_Records provided:_
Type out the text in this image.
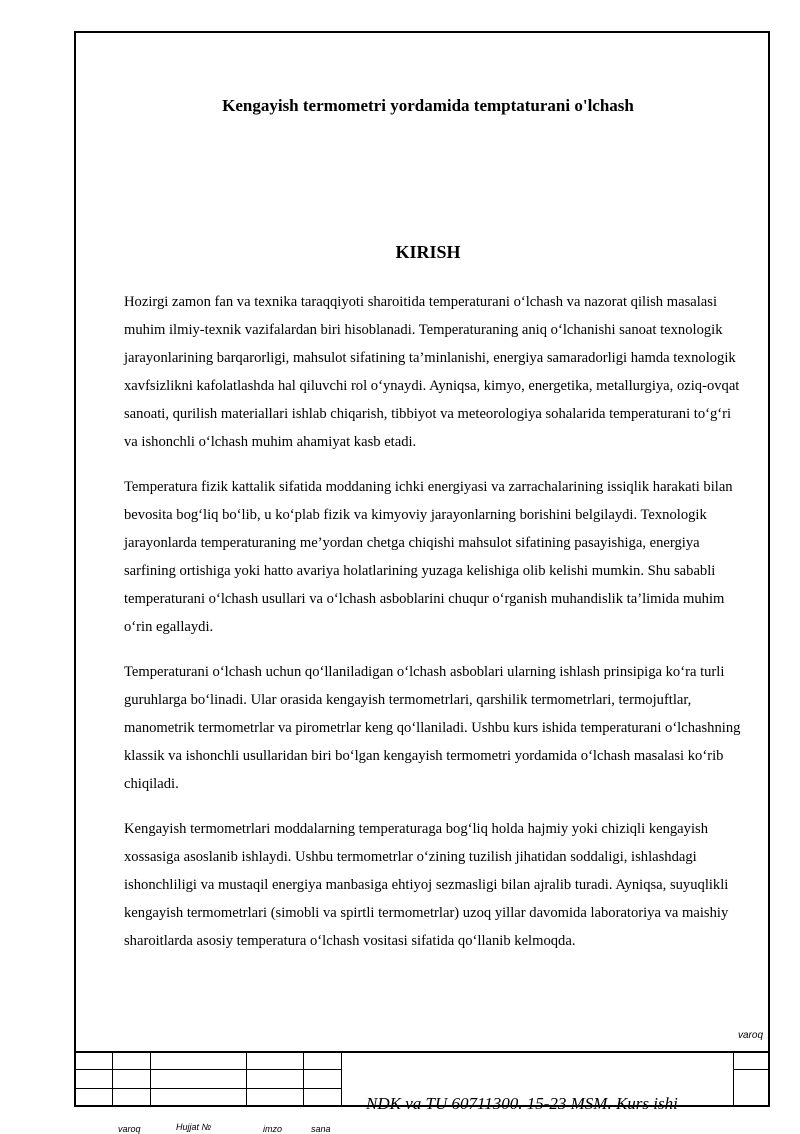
Kengayish termometri yordamida temptaturani o'lchash
KIRISH

Hozirgi zamon fan va texnika taraqqiyoti sharoitida temperaturani o‘lchash va nazorat qilish masalasi muhim ilmiy-texnik vazifalardan biri hisoblanadi. Temperaturaning aniq o‘lchanishi sanoat texnologik jarayonlarining barqarorligi, mahsulot sifatining ta’minlanishi, energiya samaradorligi hamda texnologik xavfsizlikni kafolatlashda hal qiluvchi rol o‘ynaydi. Ayniqsa, kimyo, energetika, metallurgiya, oziq-ovqat sanoati, qurilish materiallari ishlab chiqarish, tibbiyot va meteorologiya sohalarida temperaturani to‘g‘ri va ishonchli o‘lchash muhim ahamiyat kasb etadi.

Temperatura fizik kattalik sifatida moddaning ichki energiyasi va zarrachalarining issiqlik harakati bilan bevosita bog‘liq bo‘lib, u ko‘plab fizik va kimyoviy jarayonlarning borishini belgilaydi. Texnologik jarayonlarda temperaturaning me’yordan chetga chiqishi mahsulot sifatining pasayishiga, energiya sarfining ortishiga yoki hatto avariya holatlarining yuzaga kelishiga olib kelishi mumkin. Shu sababli temperaturani o‘lchash usullari va o‘lchash asboblarini chuqur o‘rganish muhandislik ta’limida muhim o‘rin egallaydi.

Temperaturani o‘lchash uchun qo‘llaniladigan o‘lchash asboblari ularning ishlash prinsipiga ko‘ra turli guruhlarga bo‘linadi. Ular orasida kengayish termometrlari, qarshilik termometrlari, termojuftlar, manometrik termometrlar va pirometrlar keng qo‘llaniladi. Ushbu kurs ishida temperaturani o‘lchashning klassik va ishonchli usullaridan biri bo‘lgan kengayish termometri yordamida o‘lchash masalasi ko‘rib chiqiladi.

Kengayish termometrlari moddalarning temperaturaga bog‘liq holda hajmiy yoki chiziqli kengayish xossasiga asoslanib ishlaydi. Ushbu termometrlar o‘zining tuzilish jihatidan soddaligi, ishlashdagi ishonchliligi va mustaqil energiya manbasiga ehtiyoj sezmasligi bilan ajralib turadi. Ayniqsa, suyuqlikli kengayish termometrlari (simobli va spirtli termometrlar) uzoq yillar davomida laboratoriya va maishiy sharoitlarda asosiy temperatura o‘lchash vositasi sifatida qo‘llanib kelmoqda.

varoq
NDK va TU 60711300. 15-23 MSM. Kurs ishi
varoq	Hujjat №	imzo	sana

_Exercise directions:_ Above are records with pictures; repeat the records exactly and leave the pictures out.

_Written response:_
Type out the text in this image.
Kengayish termometri yordamida temptaturani o'lchash
KIRISH

Hozirgi zamon fan va texnika taraqqiyoti sharoitida temperaturani o‘lchash va nazorat qilish masalasi muhim ilmiy-texnik vazifalardan biri hisoblanadi. Temperaturaning aniq o‘lchanishi sanoat texnologik jarayonlarining barqarorligi, mahsulot sifatining ta’minlanishi, energiya samaradorligi hamda texnologik xavfsizlikni kafolatlashda hal qiluvchi rol o‘ynaydi. Ayniqsa, kimyo, energetika, metallurgiya, oziq-ovqat sanoati, qurilish materiallari ishlab chiqarish, tibbiyot va meteorologiya sohalarida temperaturani to‘g‘ri va ishonchli o‘lchash muhim ahamiyat kasb etadi.

Temperatura fizik kattalik sifatida moddaning ichki energiyasi va zarrachalarining issiqlik harakati bilan bevosita bog‘liq bo‘lib, u ko‘plab fizik va kimyoviy jarayonlarning borishini belgilaydi. Texnologik jarayonlarda temperaturaning me’yordan chetga chiqishi mahsulot sifatining pasayishiga, energiya sarfining ortishiga yoki hatto avariya holatlarining yuzaga kelishiga olib kelishi mumkin. Shu sababli temperaturani o‘lchash usullari va o‘lchash asboblarini chuqur o‘rganish muhandislik ta’limida muhim o‘rin egallaydi.

Temperaturani o‘lchash uchun qo‘llaniladigan o‘lchash asboblari ularning ishlash prinsipiga ko‘ra turli guruhlarga bo‘linadi. Ular orasida kengayish termometrlari, qarshilik termometrlari, termojuftlar, manometrik termometrlar va pirometrlar keng qo‘llaniladi. Ushbu kurs ishida temperaturani o‘lchashning klassik va ishonchli usullaridan biri bo‘lgan kengayish termometri yordamida o‘lchash masalasi ko‘rib chiqiladi.

Kengayish termometrlari moddalarning temperaturaga bog‘liq holda hajmiy yoki chiziqli kengayish xossasiga asoslanib ishlaydi. Ushbu termometrlar o‘zining tuzilish jihatidan soddaligi, ishlashdagi ishonchliligi va mustaqil energiya manbasiga ehtiyoj sezmasligi bilan ajralib turadi. Ayniqsa, suyuqlikli kengayish termometrlari (simobli va spirtli termometrlar) uzoq yillar davomida laboratoriya va maishiy sharoitlarda asosiy temperatura o‘lchash vositasi sifatida qo‘llanib kelmoqda.

varoq
NDK va TU 60711300. 15-23 MSM. Kurs ishi
varoq	Hujjat №	imzo	sana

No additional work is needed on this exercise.